* START Stored rows *
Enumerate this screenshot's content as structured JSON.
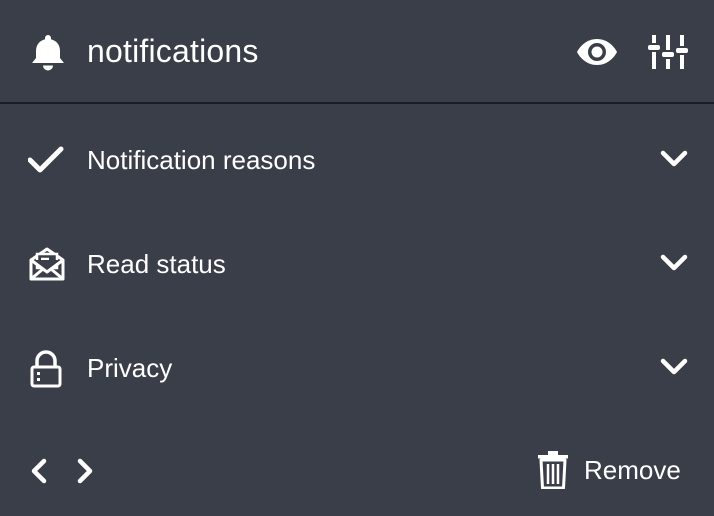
{
  "header": {
    "title": "notifications",
    "icons": {
      "left": "bell-icon",
      "visibility": "eye-icon",
      "settings": "sliders-icon"
    }
  },
  "sections": [
    {
      "label": "Notification reasons",
      "icon": "checkmark-icon",
      "expander": "chevron-down-icon"
    },
    {
      "label": "Read status",
      "icon": "open-envelope-icon",
      "expander": "chevron-down-icon"
    },
    {
      "label": "Privacy",
      "icon": "padlock-icon",
      "expander": "chevron-down-icon"
    }
  ],
  "footer": {
    "remove_label": "Remove",
    "icons": {
      "previous": "chevron-left-icon",
      "next": "chevron-right-icon",
      "remove": "trash-icon"
    }
  },
  "colors": {
    "background": "#3a3e48",
    "divider": "#1b1d22",
    "foreground": "#ffffff"
  }
}
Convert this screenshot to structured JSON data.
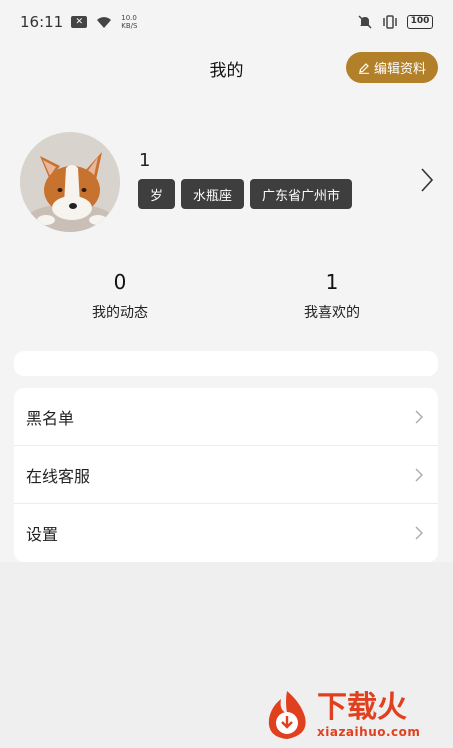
{
  "status_bar": {
    "time": "16:11",
    "net_speed_value": "10.0",
    "net_speed_unit": "KB/S",
    "battery": "100",
    "icons": [
      "notification-icon",
      "wifi-icon",
      "mute-icon",
      "vibrate-icon",
      "battery-icon"
    ]
  },
  "header": {
    "title": "我的",
    "edit_button_label": "编辑资料",
    "edit_icon": "pencil-icon"
  },
  "profile": {
    "name": "1",
    "tags": [
      "岁",
      "水瓶座",
      "广东省广州市"
    ],
    "avatar": "corgi-avatar"
  },
  "stats": {
    "posts": {
      "value": "0",
      "label": "我的动态"
    },
    "likes": {
      "value": "1",
      "label": "我喜欢的"
    }
  },
  "menu": {
    "items": [
      {
        "label": "黑名单"
      },
      {
        "label": "在线客服"
      },
      {
        "label": "设置"
      }
    ]
  },
  "watermark": {
    "title": "下载火",
    "url": "xiazaihuo.com"
  },
  "colors": {
    "accent": "#b3802a",
    "tag_bg": "#3e3e3e",
    "page_bg": "#f4f4f5",
    "watermark": "#e0401e"
  }
}
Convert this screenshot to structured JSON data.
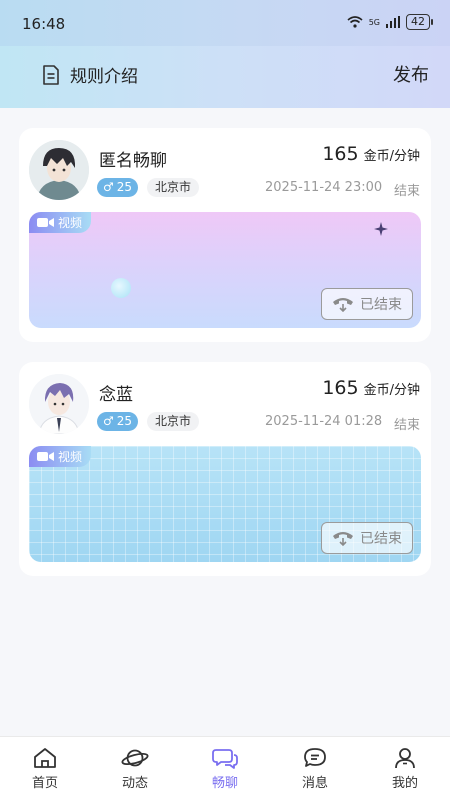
{
  "status_bar": {
    "time": "16:48",
    "network": "5G",
    "battery": "42"
  },
  "header": {
    "rules_label": "规则介绍",
    "publish_label": "发布"
  },
  "cards": [
    {
      "name": "匿名畅聊",
      "price": "165",
      "price_unit": "金币/分钟",
      "gender_symbol": "♂",
      "age": "25",
      "city": "北京市",
      "time": "2025-11-24 23:00",
      "state": "结束",
      "media_tag": "视频",
      "ended_label": "已结束"
    },
    {
      "name": "念蓝",
      "price": "165",
      "price_unit": "金币/分钟",
      "gender_symbol": "♂",
      "age": "25",
      "city": "北京市",
      "time": "2025-11-24 01:28",
      "state": "结束",
      "media_tag": "视频",
      "ended_label": "已结束"
    }
  ],
  "tabbar": {
    "items": [
      {
        "label": "首页",
        "icon": "home-icon"
      },
      {
        "label": "动态",
        "icon": "planet-icon"
      },
      {
        "label": "畅聊",
        "icon": "chat-bubbles-icon"
      },
      {
        "label": "消息",
        "icon": "message-icon"
      },
      {
        "label": "我的",
        "icon": "profile-icon"
      }
    ],
    "active_index": 2
  },
  "colors": {
    "accent": "#7a6ff0",
    "gender_badge": "#6cb4e6"
  }
}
* END Stored rows *
Problem to work on: Without including any pictures, print all of the material exactly as given.

Exercise result:
Enumerate this screenshot's content as structured JSON.
{
  "header": {
    "title": "notifications",
    "icons": {
      "left": "bell-icon",
      "visibility": "eye-icon",
      "settings": "sliders-icon"
    }
  },
  "sections": [
    {
      "label": "Notification reasons",
      "icon": "checkmark-icon",
      "expander": "chevron-down-icon"
    },
    {
      "label": "Read status",
      "icon": "open-envelope-icon",
      "expander": "chevron-down-icon"
    },
    {
      "label": "Privacy",
      "icon": "padlock-icon",
      "expander": "chevron-down-icon"
    }
  ],
  "footer": {
    "remove_label": "Remove",
    "icons": {
      "previous": "chevron-left-icon",
      "next": "chevron-right-icon",
      "remove": "trash-icon"
    }
  },
  "colors": {
    "background": "#3a3e48",
    "divider": "#1b1d22",
    "foreground": "#ffffff"
  }
}
Convert this screenshot to structured JSON data.
{
  "status_bar": {
    "time": "16:11",
    "net_speed_value": "10.0",
    "net_speed_unit": "KB/S",
    "battery": "100",
    "icons": [
      "notification-icon",
      "wifi-icon",
      "mute-icon",
      "vibrate-icon",
      "battery-icon"
    ]
  },
  "header": {
    "title": "我的",
    "edit_button_label": "编辑资料",
    "edit_icon": "pencil-icon"
  },
  "profile": {
    "name": "1",
    "tags": [
      "岁",
      "水瓶座",
      "广东省广州市"
    ],
    "avatar": "corgi-avatar"
  },
  "stats": {
    "posts": {
      "value": "0",
      "label": "我的动态"
    },
    "likes": {
      "value": "1",
      "label": "我喜欢的"
    }
  },
  "menu": {
    "items": [
      {
        "label": "黑名单"
      },
      {
        "label": "在线客服"
      },
      {
        "label": "设置"
      }
    ]
  },
  "watermark": {
    "title": "下载火",
    "url": "xiazaihuo.com"
  },
  "colors": {
    "accent": "#b3802a",
    "tag_bg": "#3e3e3e",
    "page_bg": "#f4f4f5",
    "watermark": "#e0401e"
  }
}
Convert this screenshot to structured JSON data.
{
  "status_bar": {
    "time": "16:48",
    "network": "5G",
    "battery": "42"
  },
  "header": {
    "rules_label": "规则介绍",
    "publish_label": "发布"
  },
  "cards": [
    {
      "name": "匿名畅聊",
      "price": "165",
      "price_unit": "金币/分钟",
      "gender_symbol": "♂",
      "age": "25",
      "city": "北京市",
      "time": "2025-11-24 23:00",
      "state": "结束",
      "media_tag": "视频",
      "ended_label": "已结束"
    },
    {
      "name": "念蓝",
      "price": "165",
      "price_unit": "金币/分钟",
      "gender_symbol": "♂",
      "age": "25",
      "city": "北京市",
      "time": "2025-11-24 01:28",
      "state": "结束",
      "media_tag": "视频",
      "ended_label": "已结束"
    }
  ],
  "tabbar": {
    "items": [
      {
        "label": "首页",
        "icon": "home-icon"
      },
      {
        "label": "动态",
        "icon": "planet-icon"
      },
      {
        "label": "畅聊",
        "icon": "chat-bubbles-icon"
      },
      {
        "label": "消息",
        "icon": "message-icon"
      },
      {
        "label": "我的",
        "icon": "profile-icon"
      }
    ],
    "active_index": 2
  },
  "colors": {
    "accent": "#7a6ff0",
    "gender_badge": "#6cb4e6"
  }
}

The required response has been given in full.